# Passage shown
▬▬▬▬▬▬▬▬▬▬

The day after the attack, Douma itself surrendered. The regime had now virtually completed its reconquest of all parts of the southern and eastern regions of working-class outer-Damascus, which had been in opposition hands for over 5 years; the only exception was the Yarmouk Palestinian camp, which the regime reconquered in May, but the opposition had already lost Yarmouk to ISIS (despite fierce resistance) in 2015 in any case.

Forty-three bodies were reportedly discovered, and filmed, in one of the apartment blocks onto which the chlorine had been allegedly dropped; however, the Syrian regime and its Russian backers did not allow inspectors from the Organisation for the Prevention of Chemical Weapons (OPCW) to enter the area to carry out inspections until 2 weeks later, during which time the bodies were buried.

When they finally were allowed in, the OPCW inspectors found two “yellow industrial cylinders dedicated for pressurised gas” (which likely contained the chlorine) in the top levels of two apartment blocks, as well as the craters in the roof which they had crashed through. One was apparently intact; the building where the other had released its load is where most of the 43 bodies were reportedly found.

The OPCW released its full report in March 2019, which concluded there were “reasonable grounds” to believe that chlorine had been used, and was the most likely cause of death; that it was likely it came from the spent canister; and though the brief of the OPCW did not include assigning blame, the report did imply that the most likely way the chlorine got into the building was through the crater in the roof above; though it said nothing about aircraft, this is the only possible way it could crash through a roof. As only the regime has aircraft, it therefore implied the regime was responsible.

Yet since that time, the OPCW has been subject to a concerted propaganda campaign, led by the Russian state, which claims the OPCW is guilty of a “cover-up” of alternative explanations, and that either chlorine was not used, or if it was, it was used by the opposition, or even that the rebels merely planted the chlorine canisters in the building, and just killed the civilians themselves, in an elaborate plot to provoke western intervention against Assad.

▬▬▬▬▬▬▬▬▬▬

# Problems to work on
1) Copy the passage on the Douma attack from "The day after" to "bodies were buried.", word for word.
2) According to the passage on the Douma attack, when did the OPCW release its full report?
Work only from the passage on the Douma attack.

(Spatial annotation records)
▬▬▬▬▬▬▬▬▬▬

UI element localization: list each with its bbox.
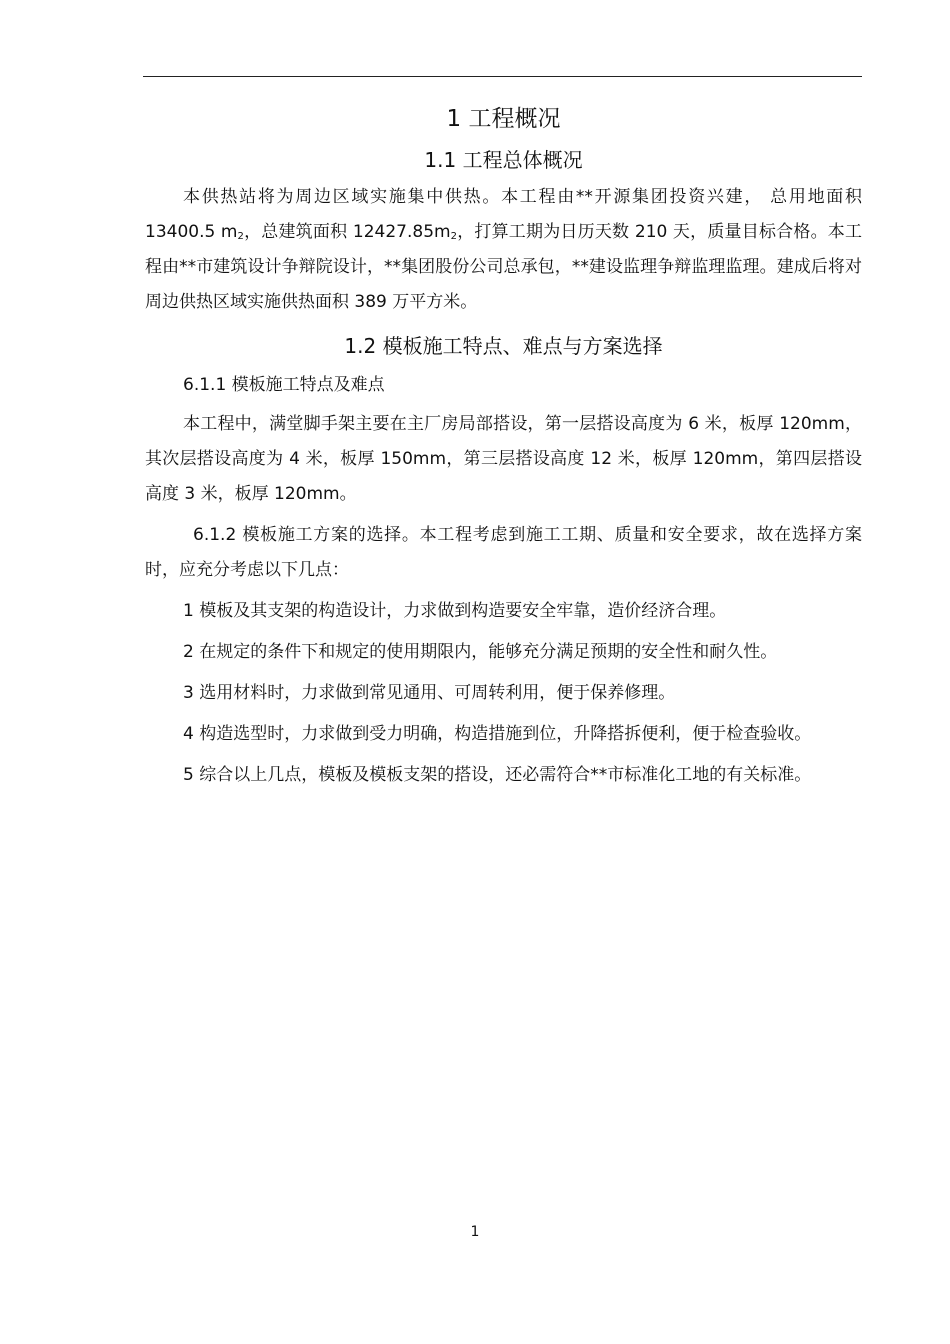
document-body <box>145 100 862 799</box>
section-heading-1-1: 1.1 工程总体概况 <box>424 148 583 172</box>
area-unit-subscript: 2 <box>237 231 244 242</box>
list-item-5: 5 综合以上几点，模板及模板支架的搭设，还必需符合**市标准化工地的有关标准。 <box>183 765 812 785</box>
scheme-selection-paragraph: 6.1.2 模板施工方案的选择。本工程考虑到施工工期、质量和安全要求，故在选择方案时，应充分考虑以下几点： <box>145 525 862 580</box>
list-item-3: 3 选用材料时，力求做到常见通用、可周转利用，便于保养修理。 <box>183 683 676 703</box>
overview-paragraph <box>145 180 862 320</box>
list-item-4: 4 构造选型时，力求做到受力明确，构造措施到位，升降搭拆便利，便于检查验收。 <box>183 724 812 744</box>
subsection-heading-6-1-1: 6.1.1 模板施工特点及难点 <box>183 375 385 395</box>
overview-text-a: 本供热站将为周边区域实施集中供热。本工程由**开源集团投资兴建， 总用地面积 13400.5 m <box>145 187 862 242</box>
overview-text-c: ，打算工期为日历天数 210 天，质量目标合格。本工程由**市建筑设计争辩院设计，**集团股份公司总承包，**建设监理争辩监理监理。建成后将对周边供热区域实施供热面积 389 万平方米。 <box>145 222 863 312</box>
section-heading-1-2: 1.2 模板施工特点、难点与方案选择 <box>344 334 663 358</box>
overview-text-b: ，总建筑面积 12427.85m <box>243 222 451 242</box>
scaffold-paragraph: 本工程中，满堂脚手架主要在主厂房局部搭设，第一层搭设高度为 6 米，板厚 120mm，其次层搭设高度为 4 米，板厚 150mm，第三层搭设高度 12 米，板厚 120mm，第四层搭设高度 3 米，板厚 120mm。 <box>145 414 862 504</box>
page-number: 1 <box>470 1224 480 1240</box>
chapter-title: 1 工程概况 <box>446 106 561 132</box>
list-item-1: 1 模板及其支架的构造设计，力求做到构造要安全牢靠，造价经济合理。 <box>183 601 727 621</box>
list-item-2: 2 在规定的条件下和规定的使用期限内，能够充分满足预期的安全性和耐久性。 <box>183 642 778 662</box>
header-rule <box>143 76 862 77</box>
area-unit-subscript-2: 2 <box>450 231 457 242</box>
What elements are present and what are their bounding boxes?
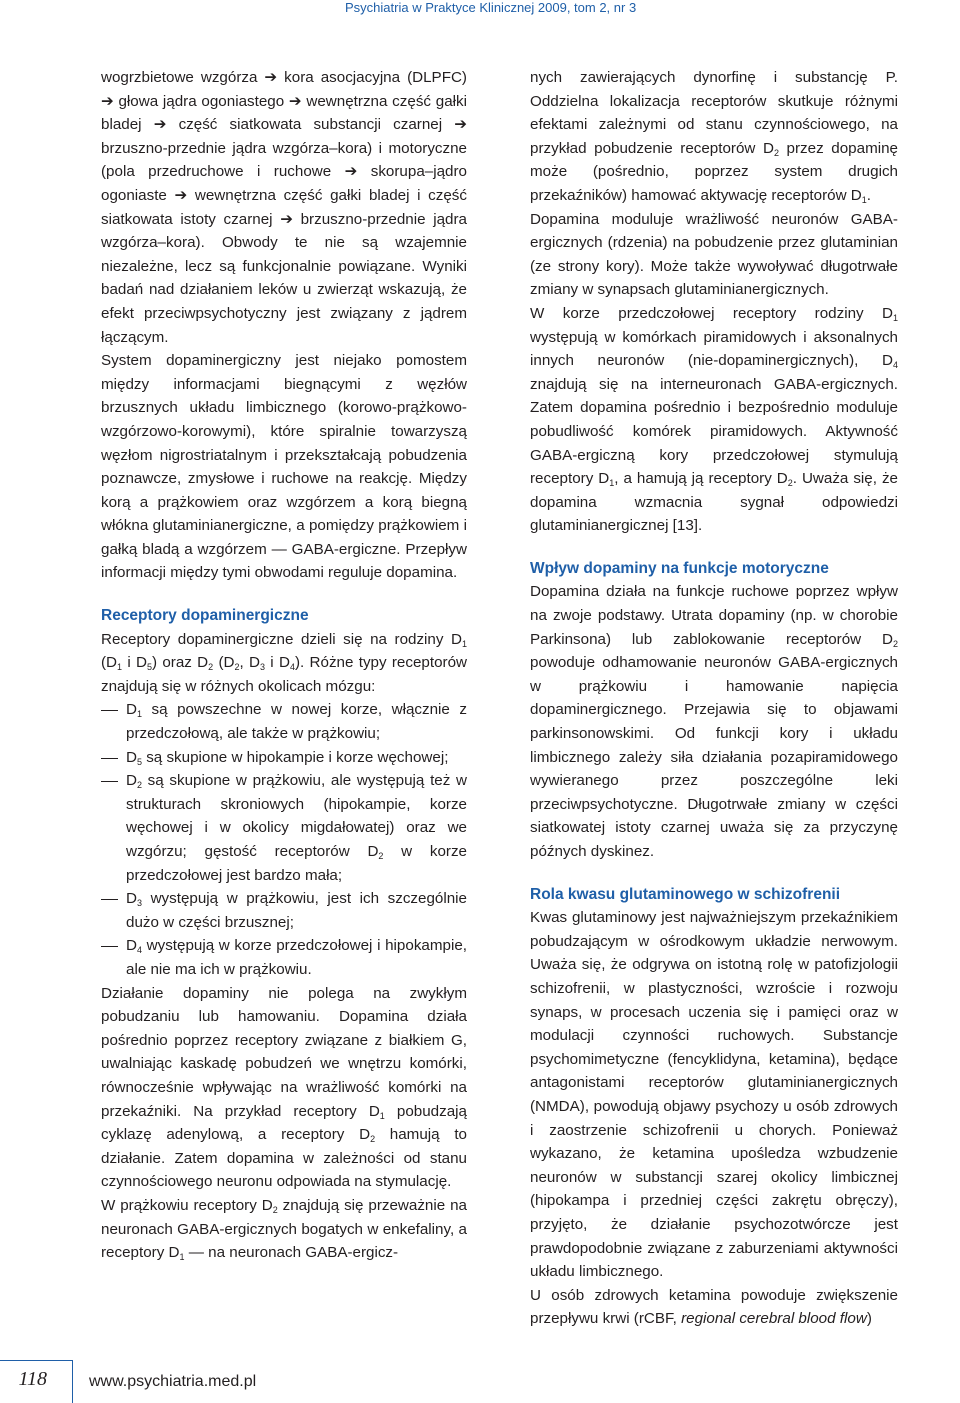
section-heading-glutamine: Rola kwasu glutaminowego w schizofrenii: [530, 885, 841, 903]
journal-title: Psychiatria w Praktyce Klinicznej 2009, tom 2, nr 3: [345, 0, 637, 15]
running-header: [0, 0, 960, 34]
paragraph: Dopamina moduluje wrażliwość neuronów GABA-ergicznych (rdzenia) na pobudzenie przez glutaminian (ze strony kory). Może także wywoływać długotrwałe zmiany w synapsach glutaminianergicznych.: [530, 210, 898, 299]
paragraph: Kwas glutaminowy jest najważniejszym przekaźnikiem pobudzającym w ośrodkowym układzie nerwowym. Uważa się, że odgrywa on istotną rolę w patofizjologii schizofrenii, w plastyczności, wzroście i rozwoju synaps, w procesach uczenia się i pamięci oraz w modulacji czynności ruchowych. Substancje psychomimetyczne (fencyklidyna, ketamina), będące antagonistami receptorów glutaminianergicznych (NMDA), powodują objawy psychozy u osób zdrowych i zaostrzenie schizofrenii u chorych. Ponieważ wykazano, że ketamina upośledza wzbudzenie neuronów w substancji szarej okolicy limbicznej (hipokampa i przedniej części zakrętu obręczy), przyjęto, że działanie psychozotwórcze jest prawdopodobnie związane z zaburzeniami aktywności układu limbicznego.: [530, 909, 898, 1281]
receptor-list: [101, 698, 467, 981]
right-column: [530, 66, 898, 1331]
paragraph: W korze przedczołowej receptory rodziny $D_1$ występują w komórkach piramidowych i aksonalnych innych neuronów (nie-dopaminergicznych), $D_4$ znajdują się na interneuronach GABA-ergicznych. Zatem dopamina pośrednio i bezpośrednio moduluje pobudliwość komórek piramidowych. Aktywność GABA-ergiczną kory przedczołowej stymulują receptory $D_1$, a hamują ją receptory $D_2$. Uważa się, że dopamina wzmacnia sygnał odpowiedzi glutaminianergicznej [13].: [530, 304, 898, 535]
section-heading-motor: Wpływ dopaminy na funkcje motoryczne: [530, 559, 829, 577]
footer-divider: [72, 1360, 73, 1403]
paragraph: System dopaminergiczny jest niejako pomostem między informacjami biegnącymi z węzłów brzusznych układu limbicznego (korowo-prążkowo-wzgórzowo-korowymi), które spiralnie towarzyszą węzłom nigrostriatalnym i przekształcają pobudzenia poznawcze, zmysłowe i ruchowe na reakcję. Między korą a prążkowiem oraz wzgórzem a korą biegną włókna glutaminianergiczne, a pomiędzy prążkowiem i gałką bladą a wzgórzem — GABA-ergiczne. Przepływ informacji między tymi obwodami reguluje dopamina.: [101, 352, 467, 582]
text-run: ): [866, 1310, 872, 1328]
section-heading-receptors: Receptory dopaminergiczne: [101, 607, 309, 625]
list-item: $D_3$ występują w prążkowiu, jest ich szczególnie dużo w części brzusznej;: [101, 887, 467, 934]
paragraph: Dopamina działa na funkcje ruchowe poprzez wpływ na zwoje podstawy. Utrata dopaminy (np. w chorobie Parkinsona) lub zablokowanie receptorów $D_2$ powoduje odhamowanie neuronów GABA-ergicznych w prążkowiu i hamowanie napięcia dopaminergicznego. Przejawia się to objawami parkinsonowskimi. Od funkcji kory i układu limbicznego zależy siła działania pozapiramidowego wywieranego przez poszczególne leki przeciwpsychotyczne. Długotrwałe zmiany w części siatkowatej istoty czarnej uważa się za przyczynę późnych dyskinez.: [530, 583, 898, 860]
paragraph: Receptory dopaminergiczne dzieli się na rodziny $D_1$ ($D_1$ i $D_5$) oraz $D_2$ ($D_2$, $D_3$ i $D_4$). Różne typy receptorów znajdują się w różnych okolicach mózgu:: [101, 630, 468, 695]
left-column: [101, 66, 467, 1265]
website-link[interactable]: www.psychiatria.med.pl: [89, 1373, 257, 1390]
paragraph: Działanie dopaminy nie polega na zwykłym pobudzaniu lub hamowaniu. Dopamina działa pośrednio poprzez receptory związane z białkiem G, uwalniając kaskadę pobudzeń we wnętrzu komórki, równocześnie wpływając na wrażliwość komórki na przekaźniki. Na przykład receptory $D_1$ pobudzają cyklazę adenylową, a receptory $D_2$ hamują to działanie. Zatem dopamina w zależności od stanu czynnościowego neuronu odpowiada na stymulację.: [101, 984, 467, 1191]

▬▬▬▬▬▬▬▬▬▬

# Expected responses
1)
The day after the attack, Douma itself surrendered. The regime had now virtually completed its reconquest of all parts of the southern and eastern regions of working-class outer-Damascus, which had been in opposition hands for over 5 years; the only exception was the Yarmouk Palestinian camp, which the regime reconquered in May, but the opposition had already lost Yarmouk to ISIS (despite fierce resistance) in 2015 in any case.

Forty-three bodies were reportedly discovered, and filmed, in one of the apartment blocks onto which the chlorine had been allegedly dropped; however, the Syrian regime and its Russian backers did not allow inspectors from the Organisation for the Prevention of Chemical Weapons (OPCW) to enter the area to carry out inspections until 2 weeks later, during which time the bodies were buried.

2) March 2019